§ WRITTEN INSTRUCTION:
List every line below containing "responsibilities".
-- Start INFORMATION PROVIDED --
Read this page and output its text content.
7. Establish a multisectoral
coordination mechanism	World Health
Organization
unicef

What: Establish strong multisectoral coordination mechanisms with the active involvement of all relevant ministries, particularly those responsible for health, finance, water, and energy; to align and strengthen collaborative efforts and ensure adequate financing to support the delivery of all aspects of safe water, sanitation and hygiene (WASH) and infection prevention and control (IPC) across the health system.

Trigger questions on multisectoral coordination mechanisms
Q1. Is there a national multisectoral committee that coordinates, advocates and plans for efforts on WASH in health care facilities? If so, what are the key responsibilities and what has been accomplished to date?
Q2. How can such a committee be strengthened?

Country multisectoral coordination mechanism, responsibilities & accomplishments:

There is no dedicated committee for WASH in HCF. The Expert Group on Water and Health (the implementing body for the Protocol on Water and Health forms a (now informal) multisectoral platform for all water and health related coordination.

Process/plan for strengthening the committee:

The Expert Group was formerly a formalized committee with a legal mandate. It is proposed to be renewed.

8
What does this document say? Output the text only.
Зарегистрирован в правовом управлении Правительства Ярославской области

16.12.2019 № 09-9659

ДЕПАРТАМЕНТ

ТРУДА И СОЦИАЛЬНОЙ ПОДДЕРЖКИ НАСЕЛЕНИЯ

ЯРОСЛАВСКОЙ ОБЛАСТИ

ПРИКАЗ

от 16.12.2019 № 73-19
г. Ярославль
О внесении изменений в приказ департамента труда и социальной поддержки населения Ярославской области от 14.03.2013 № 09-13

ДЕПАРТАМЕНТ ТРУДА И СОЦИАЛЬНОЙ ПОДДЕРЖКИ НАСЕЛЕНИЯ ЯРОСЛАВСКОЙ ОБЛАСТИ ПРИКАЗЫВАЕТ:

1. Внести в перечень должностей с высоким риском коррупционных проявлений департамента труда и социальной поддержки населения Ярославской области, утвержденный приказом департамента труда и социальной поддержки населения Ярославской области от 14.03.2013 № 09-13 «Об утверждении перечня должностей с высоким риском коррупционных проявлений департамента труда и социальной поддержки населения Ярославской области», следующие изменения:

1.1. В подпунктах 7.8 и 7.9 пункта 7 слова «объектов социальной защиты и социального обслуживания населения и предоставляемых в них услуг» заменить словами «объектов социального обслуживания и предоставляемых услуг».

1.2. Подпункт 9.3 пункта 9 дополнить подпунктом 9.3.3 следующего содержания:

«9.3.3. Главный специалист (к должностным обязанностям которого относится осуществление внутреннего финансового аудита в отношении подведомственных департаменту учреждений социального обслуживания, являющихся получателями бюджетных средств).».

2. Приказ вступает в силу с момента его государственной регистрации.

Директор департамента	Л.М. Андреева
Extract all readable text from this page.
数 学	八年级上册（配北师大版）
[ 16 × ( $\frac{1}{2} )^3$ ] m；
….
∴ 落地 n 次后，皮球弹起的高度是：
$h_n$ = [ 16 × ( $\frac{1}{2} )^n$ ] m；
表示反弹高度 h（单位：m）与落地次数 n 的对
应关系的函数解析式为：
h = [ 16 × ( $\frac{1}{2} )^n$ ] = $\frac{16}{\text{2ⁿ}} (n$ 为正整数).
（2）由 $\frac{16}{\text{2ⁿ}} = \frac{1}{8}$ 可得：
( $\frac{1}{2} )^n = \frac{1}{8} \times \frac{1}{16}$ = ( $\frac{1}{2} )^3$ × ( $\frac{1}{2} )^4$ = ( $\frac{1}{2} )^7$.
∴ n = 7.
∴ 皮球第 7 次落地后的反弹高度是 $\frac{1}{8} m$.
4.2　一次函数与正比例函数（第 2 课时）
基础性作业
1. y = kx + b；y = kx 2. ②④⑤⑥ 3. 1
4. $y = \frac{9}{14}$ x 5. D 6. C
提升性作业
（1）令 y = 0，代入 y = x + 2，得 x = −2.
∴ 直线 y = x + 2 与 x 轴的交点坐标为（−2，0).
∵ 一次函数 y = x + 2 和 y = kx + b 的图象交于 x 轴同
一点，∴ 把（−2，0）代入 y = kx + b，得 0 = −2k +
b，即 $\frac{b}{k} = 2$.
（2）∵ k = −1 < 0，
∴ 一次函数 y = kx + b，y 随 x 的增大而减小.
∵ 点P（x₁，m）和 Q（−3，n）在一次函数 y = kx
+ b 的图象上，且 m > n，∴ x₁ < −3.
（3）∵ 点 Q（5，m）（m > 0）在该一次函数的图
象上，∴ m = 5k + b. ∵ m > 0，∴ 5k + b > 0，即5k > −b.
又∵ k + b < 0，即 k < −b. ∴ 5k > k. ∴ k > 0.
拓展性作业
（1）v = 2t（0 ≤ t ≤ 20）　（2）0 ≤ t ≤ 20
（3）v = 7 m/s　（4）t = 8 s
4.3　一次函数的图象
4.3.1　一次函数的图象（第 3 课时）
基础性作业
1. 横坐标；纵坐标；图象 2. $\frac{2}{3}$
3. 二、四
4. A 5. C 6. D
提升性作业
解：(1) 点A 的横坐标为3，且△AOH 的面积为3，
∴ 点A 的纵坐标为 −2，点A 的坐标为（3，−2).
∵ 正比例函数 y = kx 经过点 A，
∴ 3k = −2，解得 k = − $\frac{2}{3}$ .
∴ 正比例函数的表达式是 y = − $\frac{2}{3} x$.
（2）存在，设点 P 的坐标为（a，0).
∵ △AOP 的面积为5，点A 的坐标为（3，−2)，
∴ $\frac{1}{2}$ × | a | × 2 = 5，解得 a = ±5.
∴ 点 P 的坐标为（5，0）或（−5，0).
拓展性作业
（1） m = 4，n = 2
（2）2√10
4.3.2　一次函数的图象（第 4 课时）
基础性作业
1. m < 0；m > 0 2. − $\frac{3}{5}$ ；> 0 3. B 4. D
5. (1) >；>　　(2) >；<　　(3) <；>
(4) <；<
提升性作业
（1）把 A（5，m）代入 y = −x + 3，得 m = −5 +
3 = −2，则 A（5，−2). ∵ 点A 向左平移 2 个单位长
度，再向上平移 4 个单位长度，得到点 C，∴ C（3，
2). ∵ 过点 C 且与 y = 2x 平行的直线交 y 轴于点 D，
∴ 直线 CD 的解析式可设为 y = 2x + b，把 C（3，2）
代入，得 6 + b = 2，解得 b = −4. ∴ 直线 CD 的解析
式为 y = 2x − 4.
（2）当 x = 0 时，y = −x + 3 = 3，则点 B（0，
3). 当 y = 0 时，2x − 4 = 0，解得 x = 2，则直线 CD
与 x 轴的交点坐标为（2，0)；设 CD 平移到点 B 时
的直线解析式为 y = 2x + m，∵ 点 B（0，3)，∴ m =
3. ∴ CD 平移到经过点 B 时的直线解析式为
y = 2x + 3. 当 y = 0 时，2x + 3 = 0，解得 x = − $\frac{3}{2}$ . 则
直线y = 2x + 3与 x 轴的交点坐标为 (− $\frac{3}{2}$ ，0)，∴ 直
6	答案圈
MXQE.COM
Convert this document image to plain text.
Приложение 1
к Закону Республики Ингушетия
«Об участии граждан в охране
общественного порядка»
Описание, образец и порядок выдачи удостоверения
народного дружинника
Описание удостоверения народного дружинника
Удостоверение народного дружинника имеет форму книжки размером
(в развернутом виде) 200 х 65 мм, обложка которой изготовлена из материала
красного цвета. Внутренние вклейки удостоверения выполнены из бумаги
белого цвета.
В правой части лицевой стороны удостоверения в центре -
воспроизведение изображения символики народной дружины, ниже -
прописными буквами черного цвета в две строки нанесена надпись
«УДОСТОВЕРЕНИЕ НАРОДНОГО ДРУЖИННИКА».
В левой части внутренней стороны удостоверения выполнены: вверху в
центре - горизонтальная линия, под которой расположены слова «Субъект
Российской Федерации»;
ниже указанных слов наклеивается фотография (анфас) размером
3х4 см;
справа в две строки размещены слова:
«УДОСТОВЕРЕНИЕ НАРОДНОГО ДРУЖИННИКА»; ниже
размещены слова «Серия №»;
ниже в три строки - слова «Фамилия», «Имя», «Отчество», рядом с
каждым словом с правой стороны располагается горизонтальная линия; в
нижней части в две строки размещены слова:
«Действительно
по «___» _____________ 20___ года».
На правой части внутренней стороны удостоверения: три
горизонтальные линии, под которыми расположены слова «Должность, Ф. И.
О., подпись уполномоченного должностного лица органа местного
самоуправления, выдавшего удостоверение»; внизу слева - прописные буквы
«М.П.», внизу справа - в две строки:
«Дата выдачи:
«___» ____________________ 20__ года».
-- End INFORMATION PROVIDED --
§ WRITTEN ANSWER:
Q1. Is there a national multisectoral committee that coordinates, advocates and plans for efforts on WASH in health care facilities? If so, what are the key responsibilities and what has been accomplished to date?
Country multisectoral coordination mechanism, responsibilities & accomplishments:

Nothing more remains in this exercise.